-- begin Task data --
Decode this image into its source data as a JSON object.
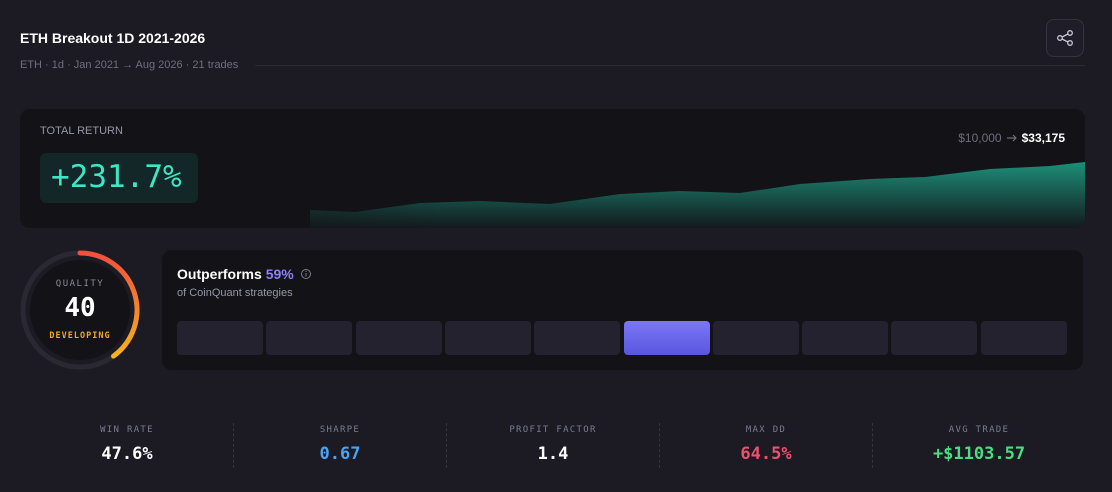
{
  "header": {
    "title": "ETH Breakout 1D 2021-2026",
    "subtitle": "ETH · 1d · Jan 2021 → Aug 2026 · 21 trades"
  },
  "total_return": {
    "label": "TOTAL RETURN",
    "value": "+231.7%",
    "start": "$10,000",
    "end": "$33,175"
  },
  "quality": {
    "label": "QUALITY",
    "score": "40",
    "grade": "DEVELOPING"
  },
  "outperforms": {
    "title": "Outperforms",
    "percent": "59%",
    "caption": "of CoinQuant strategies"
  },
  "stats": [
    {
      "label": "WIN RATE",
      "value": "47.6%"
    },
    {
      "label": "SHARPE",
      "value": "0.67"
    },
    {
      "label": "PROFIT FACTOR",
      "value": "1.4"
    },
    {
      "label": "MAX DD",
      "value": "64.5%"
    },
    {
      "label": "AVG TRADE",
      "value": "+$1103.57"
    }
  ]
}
-- end Task data --
**Problem statement**:
Filter the entries and copy out every line with the word "value".

**Response to the task**:
    "value": "+231.7%",
      "value": "47.6%"
      "value": "0.67"
      "value": "1.4"
      "value": "64.5%"
      "value": "+$1103.57"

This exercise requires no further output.